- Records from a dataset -
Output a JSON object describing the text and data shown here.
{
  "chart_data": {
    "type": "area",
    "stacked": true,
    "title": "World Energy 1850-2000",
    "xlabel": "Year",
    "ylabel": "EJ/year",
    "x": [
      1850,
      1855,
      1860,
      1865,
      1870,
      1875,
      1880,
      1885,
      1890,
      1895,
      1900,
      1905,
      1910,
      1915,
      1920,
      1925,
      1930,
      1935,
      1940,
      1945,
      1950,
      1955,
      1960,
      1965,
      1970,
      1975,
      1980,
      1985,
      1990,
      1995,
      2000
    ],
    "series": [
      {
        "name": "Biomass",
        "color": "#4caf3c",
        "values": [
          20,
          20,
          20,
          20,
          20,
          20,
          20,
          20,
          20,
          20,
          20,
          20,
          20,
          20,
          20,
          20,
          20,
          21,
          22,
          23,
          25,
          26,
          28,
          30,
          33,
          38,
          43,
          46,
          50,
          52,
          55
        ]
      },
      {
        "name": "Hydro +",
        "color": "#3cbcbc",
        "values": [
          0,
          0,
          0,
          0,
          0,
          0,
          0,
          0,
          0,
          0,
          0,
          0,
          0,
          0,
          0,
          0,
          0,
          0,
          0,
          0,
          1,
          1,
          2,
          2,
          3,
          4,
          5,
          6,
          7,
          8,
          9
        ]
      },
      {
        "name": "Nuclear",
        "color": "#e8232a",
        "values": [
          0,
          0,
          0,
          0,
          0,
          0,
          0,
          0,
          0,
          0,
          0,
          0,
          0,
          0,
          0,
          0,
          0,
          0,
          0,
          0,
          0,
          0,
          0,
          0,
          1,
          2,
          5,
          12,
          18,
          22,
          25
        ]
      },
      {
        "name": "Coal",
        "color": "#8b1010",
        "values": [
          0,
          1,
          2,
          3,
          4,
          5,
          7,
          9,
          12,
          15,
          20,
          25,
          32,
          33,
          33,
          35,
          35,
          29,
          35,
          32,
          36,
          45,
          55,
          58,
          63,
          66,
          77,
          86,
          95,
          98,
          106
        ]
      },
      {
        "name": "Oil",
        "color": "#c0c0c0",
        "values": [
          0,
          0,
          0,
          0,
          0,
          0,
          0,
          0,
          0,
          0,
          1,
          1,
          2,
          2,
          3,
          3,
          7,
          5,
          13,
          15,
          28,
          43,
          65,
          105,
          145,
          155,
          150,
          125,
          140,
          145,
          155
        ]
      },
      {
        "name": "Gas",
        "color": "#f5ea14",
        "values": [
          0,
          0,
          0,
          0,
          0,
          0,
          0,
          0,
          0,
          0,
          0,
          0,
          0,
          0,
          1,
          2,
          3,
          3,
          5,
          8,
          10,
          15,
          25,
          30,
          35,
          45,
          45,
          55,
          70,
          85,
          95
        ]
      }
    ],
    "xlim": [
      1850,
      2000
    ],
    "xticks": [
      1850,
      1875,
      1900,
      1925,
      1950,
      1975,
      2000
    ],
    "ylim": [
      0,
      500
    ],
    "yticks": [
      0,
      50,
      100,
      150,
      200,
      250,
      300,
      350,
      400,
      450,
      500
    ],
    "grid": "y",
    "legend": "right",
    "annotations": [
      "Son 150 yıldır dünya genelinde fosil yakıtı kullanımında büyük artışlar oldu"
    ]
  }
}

- Task directions -
Isolate the lines that hold the word "color" and copy all of them.

- Result of the exercise -
        "color": "#4caf3c",
        "color": "#3cbcbc",
        "color": "#e8232a",
        "color": "#8b1010",
        "color": "#c0c0c0",
        "color": "#f5ea14",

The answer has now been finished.